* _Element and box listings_
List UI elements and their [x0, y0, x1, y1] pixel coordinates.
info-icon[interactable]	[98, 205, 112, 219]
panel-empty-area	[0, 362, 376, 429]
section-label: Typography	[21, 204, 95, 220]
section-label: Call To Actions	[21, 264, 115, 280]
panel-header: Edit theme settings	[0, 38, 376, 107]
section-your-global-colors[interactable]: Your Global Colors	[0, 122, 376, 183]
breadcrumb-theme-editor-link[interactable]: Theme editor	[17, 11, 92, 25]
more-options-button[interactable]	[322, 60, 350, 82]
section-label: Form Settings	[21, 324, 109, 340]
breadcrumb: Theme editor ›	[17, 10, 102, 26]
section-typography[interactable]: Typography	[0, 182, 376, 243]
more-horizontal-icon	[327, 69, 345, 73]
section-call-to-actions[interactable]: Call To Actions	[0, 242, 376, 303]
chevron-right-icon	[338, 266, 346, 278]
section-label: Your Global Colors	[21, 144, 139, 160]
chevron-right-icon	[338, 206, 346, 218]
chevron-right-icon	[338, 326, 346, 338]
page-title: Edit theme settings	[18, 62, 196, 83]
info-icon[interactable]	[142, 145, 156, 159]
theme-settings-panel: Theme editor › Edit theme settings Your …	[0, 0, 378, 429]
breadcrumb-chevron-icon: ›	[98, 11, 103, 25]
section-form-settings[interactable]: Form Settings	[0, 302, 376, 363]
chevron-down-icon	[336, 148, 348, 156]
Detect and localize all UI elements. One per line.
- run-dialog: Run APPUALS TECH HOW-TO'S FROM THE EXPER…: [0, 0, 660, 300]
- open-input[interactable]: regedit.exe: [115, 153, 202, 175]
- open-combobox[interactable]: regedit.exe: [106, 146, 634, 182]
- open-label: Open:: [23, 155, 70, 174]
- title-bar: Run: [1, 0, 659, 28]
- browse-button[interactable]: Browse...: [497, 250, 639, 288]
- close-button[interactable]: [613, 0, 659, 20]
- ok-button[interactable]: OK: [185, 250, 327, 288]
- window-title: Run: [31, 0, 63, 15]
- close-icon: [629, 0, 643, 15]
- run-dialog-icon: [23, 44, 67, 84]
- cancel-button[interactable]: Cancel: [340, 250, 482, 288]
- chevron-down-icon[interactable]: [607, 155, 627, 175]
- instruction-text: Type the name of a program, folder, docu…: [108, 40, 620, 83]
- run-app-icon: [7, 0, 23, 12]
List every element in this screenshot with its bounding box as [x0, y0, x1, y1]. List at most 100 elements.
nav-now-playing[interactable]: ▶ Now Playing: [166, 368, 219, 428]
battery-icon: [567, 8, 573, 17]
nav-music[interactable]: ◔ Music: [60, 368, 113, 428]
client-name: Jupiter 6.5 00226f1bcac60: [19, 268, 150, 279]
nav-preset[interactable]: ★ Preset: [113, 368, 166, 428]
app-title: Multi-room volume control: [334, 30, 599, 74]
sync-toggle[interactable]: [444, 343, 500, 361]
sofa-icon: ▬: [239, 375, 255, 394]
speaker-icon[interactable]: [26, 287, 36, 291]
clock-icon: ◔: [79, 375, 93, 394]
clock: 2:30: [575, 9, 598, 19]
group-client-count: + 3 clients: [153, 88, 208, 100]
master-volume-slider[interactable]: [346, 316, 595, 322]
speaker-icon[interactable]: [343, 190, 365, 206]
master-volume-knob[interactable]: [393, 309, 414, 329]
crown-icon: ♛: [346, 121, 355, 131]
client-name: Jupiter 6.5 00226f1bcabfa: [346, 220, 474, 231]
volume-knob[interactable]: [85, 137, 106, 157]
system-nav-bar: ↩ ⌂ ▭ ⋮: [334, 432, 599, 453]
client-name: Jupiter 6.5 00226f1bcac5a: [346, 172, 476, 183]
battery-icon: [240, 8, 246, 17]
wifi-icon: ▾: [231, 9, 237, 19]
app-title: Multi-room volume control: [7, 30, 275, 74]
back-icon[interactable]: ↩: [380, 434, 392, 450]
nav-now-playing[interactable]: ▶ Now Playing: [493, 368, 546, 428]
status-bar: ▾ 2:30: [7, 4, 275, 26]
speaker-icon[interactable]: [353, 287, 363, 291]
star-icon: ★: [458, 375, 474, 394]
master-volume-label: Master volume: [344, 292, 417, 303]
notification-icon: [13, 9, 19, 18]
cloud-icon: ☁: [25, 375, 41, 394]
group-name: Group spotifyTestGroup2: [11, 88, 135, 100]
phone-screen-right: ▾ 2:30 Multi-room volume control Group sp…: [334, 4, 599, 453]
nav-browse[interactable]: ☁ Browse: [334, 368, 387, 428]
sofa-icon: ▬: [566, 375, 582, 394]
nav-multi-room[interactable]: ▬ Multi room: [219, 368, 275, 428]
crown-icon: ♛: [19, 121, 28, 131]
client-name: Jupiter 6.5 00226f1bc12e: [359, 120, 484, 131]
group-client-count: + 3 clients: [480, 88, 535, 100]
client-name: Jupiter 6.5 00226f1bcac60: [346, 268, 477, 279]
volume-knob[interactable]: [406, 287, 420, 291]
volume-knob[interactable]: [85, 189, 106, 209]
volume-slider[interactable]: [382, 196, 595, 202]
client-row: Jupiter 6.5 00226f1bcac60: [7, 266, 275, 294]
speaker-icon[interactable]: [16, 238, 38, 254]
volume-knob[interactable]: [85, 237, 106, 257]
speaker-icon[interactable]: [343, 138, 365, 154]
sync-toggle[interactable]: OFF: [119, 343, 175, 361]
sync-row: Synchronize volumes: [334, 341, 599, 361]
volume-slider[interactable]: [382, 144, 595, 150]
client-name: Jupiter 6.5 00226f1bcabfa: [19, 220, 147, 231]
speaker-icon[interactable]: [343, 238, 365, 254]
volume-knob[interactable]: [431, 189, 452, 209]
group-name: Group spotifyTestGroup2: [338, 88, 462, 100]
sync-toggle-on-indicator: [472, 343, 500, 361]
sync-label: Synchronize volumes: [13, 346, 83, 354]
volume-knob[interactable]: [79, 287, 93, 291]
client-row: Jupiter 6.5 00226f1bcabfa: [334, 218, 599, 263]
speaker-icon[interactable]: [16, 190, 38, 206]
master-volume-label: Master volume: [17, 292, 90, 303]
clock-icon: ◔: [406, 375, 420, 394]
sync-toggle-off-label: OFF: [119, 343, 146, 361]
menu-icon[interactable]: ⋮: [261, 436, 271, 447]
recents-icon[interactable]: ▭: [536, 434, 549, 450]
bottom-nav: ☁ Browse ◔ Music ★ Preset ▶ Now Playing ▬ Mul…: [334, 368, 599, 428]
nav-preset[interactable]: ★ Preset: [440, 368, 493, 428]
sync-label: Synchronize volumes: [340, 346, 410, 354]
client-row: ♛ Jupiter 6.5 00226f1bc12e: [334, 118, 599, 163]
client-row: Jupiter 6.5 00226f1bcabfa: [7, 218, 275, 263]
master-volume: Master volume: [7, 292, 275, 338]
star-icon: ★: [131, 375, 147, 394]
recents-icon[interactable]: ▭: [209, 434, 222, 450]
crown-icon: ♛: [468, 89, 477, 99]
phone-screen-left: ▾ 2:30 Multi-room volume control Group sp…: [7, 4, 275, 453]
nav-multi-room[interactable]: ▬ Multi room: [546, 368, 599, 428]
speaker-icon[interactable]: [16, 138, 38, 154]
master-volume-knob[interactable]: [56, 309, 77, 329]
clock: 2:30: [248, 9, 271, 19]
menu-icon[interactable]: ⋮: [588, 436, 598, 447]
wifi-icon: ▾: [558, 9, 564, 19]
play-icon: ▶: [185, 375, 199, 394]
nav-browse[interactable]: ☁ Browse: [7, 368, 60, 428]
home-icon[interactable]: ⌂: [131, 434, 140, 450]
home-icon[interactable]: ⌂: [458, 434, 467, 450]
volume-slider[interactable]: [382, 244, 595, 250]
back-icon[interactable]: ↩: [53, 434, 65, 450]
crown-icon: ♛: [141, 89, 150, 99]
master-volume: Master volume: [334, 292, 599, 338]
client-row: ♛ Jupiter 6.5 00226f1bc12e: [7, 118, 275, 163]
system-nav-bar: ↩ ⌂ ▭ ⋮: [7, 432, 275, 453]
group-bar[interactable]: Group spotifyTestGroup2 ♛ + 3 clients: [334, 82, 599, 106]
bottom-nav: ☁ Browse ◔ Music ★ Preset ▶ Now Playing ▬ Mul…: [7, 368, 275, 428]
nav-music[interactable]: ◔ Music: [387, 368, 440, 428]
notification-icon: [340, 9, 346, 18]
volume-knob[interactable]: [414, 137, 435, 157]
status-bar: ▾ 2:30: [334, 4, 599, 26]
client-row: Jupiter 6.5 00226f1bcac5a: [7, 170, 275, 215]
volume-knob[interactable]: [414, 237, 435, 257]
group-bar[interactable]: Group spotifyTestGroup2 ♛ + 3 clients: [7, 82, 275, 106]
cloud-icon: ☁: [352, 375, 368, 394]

* _Task details_
Copy the records from the first line up to and including the line with "11, 92, 25]", substituting "Fonts" for "Typography" and changing nothing else.

* _Task solution_
List UI elements and their [x0, y0, x1, y1] pixel coordinates.
info-icon[interactable]	[98, 205, 112, 219]
panel-empty-area	[0, 362, 376, 429]
section-label: Fonts	[21, 204, 95, 220]
section-label: Call To Actions	[21, 264, 115, 280]
panel-header: Edit theme settings	[0, 38, 376, 107]
section-your-global-colors[interactable]: Your Global Colors	[0, 122, 376, 183]
breadcrumb-theme-editor-link[interactable]: Theme editor	[17, 11, 92, 25]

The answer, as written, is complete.